**WHAT NEEDS TO BE DONE**
Reproduce every entry below line for line, keeping each character unchanged.

**RECORDS FOR THIS EXERCISE**
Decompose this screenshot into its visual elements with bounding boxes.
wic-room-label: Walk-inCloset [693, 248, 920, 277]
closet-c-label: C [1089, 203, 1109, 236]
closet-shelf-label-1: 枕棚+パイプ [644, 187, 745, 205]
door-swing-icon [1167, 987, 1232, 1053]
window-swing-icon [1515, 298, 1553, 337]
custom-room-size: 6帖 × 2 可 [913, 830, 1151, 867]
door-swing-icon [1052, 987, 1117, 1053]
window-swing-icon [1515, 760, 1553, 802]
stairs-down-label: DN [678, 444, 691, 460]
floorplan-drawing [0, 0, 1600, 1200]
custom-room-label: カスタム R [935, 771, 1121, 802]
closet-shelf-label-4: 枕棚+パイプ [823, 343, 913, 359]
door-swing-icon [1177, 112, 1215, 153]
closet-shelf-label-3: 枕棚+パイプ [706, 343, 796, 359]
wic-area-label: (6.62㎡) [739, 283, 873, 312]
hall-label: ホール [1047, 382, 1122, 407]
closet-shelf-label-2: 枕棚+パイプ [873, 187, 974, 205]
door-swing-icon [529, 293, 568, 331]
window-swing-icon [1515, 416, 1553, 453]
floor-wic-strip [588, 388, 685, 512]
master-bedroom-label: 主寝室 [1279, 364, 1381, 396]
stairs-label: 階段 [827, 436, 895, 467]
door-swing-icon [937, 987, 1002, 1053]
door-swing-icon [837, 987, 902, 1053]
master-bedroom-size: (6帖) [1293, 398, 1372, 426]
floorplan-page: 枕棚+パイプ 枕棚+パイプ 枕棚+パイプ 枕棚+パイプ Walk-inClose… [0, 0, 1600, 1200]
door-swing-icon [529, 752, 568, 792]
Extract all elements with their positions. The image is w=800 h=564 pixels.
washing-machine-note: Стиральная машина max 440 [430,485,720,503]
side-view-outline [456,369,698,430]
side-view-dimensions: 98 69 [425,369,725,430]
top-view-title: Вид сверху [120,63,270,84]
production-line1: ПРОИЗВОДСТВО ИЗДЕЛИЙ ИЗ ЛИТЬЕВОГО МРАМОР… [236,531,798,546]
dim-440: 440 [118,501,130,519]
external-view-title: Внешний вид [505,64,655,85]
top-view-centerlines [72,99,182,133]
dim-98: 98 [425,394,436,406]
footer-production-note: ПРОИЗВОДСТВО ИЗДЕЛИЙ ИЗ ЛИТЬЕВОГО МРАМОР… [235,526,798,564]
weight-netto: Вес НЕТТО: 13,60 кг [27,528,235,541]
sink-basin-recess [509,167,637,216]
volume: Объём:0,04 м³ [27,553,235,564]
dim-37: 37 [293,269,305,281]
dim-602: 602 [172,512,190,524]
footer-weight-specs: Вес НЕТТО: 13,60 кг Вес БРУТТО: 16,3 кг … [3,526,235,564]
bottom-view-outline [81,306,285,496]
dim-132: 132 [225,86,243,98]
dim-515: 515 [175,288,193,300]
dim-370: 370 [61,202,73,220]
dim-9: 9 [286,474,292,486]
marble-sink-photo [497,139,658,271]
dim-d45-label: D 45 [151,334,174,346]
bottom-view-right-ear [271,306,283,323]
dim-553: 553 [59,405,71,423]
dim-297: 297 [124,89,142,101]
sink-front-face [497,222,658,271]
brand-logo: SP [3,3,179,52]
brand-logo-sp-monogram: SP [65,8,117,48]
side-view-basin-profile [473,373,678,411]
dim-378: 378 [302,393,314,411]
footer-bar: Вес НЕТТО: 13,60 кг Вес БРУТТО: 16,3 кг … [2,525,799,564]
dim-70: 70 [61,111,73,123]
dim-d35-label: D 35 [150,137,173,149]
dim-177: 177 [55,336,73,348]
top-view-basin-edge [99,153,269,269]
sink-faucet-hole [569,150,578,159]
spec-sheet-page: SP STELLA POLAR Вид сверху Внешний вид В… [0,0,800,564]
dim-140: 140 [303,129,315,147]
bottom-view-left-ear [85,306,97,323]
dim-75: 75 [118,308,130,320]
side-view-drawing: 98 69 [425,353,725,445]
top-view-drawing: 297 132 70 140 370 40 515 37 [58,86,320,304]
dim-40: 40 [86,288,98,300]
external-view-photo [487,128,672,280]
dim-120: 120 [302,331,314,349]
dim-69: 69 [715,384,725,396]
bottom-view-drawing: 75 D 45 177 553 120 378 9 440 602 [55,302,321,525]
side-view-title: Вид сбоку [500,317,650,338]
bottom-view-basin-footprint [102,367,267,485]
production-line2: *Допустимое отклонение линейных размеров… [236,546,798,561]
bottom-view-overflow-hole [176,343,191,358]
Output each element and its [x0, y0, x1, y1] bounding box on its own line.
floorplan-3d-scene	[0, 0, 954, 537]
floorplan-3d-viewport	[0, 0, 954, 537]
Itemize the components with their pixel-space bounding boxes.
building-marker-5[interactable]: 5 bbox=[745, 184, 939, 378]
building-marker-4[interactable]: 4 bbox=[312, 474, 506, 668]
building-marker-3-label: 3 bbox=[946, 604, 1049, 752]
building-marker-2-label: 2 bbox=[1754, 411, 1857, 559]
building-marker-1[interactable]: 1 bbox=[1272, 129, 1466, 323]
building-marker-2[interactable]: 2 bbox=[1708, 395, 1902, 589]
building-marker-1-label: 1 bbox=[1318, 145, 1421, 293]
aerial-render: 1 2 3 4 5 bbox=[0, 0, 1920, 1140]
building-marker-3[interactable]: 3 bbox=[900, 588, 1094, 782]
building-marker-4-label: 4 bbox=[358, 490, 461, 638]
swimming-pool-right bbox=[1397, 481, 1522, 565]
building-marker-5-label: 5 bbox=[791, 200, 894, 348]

**COMPLETED EXERCISE**
Decompose this screenshot into its visual elements with bounding boxes.
wic-room-label: Walk-inCloset [693, 248, 920, 277]
closet-c-label: C [1089, 203, 1109, 236]
closet-shelf-label-1: 枕棚+パイプ [644, 187, 745, 205]
door-swing-icon [1167, 987, 1232, 1053]
window-swing-icon [1515, 298, 1553, 337]
custom-room-size: 6帖 × 2 可 [913, 830, 1151, 867]
door-swing-icon [1052, 987, 1117, 1053]
window-swing-icon [1515, 760, 1553, 802]
stairs-down-label: DN [678, 444, 691, 460]
floorplan-drawing [0, 0, 1600, 1200]
custom-room-label: カスタム R [935, 771, 1121, 802]
closet-shelf-label-4: 枕棚+パイプ [823, 343, 913, 359]
door-swing-icon [1177, 112, 1215, 153]
closet-shelf-label-3: 枕棚+パイプ [706, 343, 796, 359]
wic-area-label: (6.62㎡) [739, 283, 873, 312]
hall-label: ホール [1047, 382, 1122, 407]
closet-shelf-label-2: 枕棚+パイプ [873, 187, 974, 205]
door-swing-icon [529, 293, 568, 331]
window-swing-icon [1515, 416, 1553, 453]
floor-wic-strip [588, 388, 685, 512]
master-bedroom-label: 主寝室 [1279, 364, 1381, 396]
stairs-label: 階段 [827, 436, 895, 467]
door-swing-icon [937, 987, 1002, 1053]
door-swing-icon [837, 987, 902, 1053]
master-bedroom-size: (6帖) [1293, 398, 1372, 426]
floorplan-page: 枕棚+パイプ 枕棚+パイプ 枕棚+パイプ 枕棚+パイプ Walk-inClose… [0, 0, 1600, 1200]
door-swing-icon [529, 752, 568, 792]
Extract all elements with their positions. The image is w=800 h=564 pixels.
washing-machine-note: Стиральная машина max 440 [430,485,720,503]
side-view-outline [456,369,698,430]
side-view-dimensions: 98 69 [425,369,725,430]
top-view-title: Вид сверху [120,63,270,84]
production-line1: ПРОИЗВОДСТВО ИЗДЕЛИЙ ИЗ ЛИТЬЕВОГО МРАМОР… [236,531,798,546]
dim-440: 440 [118,501,130,519]
external-view-title: Внешний вид [505,64,655,85]
top-view-centerlines [72,99,182,133]
dim-98: 98 [425,394,436,406]
footer-production-note: ПРОИЗВОДСТВО ИЗДЕЛИЙ ИЗ ЛИТЬЕВОГО МРАМОР… [235,526,798,564]
weight-netto: Вес НЕТТО: 13,60 кг [27,528,235,541]
sink-basin-recess [509,167,637,216]
volume: Объём:0,04 м³ [27,553,235,564]
dim-37: 37 [293,269,305,281]
dim-602: 602 [172,512,190,524]
footer-weight-specs: Вес НЕТТО: 13,60 кг Вес БРУТТО: 16,3 кг … [3,526,235,564]
bottom-view-outline [81,306,285,496]
dim-132: 132 [225,86,243,98]
dim-515: 515 [175,288,193,300]
dim-370: 370 [61,202,73,220]
dim-9: 9 [286,474,292,486]
marble-sink-photo [497,139,658,271]
dim-d45-label: D 45 [151,334,174,346]
bottom-view-right-ear [271,306,283,323]
dim-553: 553 [59,405,71,423]
dim-297: 297 [124,89,142,101]
sink-front-face [497,222,658,271]
brand-logo: SP [3,3,179,52]
brand-logo-sp-monogram: SP [65,8,117,48]
side-view-basin-profile [473,373,678,411]
dim-378: 378 [302,393,314,411]
footer-bar: Вес НЕТТО: 13,60 кг Вес БРУТТО: 16,3 кг … [2,525,799,564]
dim-70: 70 [61,111,73,123]
dim-d35-label: D 35 [150,137,173,149]
dim-177: 177 [55,336,73,348]
top-view-basin-edge [99,153,269,269]
sink-faucet-hole [569,150,578,159]
spec-sheet-page: SP STELLA POLAR Вид сверху Внешний вид В… [0,0,800,564]
dim-140: 140 [303,129,315,147]
bottom-view-left-ear [85,306,97,323]
dim-75: 75 [118,308,130,320]
side-view-drawing: 98 69 [425,353,725,445]
top-view-drawing: 297 132 70 140 370 40 515 37 [58,86,320,304]
dim-40: 40 [86,288,98,300]
external-view-photo [487,128,672,280]
dim-120: 120 [302,331,314,349]
dim-69: 69 [715,384,725,396]
bottom-view-drawing: 75 D 45 177 553 120 378 9 440 602 [55,302,321,525]
side-view-title: Вид сбоку [500,317,650,338]
bottom-view-basin-footprint [102,367,267,485]
production-line2: *Допустимое отклонение линейных размеров… [236,546,798,561]
bottom-view-overflow-hole [176,343,191,358]
Output each element and its [x0, y0, x1, y1] bounding box on its own line.
floorplan-3d-scene	[0, 0, 954, 537]
floorplan-3d-viewport	[0, 0, 954, 537]
Itemize the components with their pixel-space bounding boxes.
building-marker-5[interactable]: 5 bbox=[745, 184, 939, 378]
building-marker-4[interactable]: 4 bbox=[312, 474, 506, 668]
building-marker-3-label: 3 bbox=[946, 604, 1049, 752]
building-marker-2-label: 2 bbox=[1754, 411, 1857, 559]
building-marker-1[interactable]: 1 bbox=[1272, 129, 1466, 323]
building-marker-2[interactable]: 2 bbox=[1708, 395, 1902, 589]
building-marker-1-label: 1 bbox=[1318, 145, 1421, 293]
aerial-render: 1 2 3 4 5 bbox=[0, 0, 1920, 1140]
building-marker-3[interactable]: 3 bbox=[900, 588, 1094, 782]
building-marker-4-label: 4 bbox=[358, 490, 461, 638]
swimming-pool-right bbox=[1397, 481, 1522, 565]
building-marker-5-label: 5 bbox=[791, 200, 894, 348]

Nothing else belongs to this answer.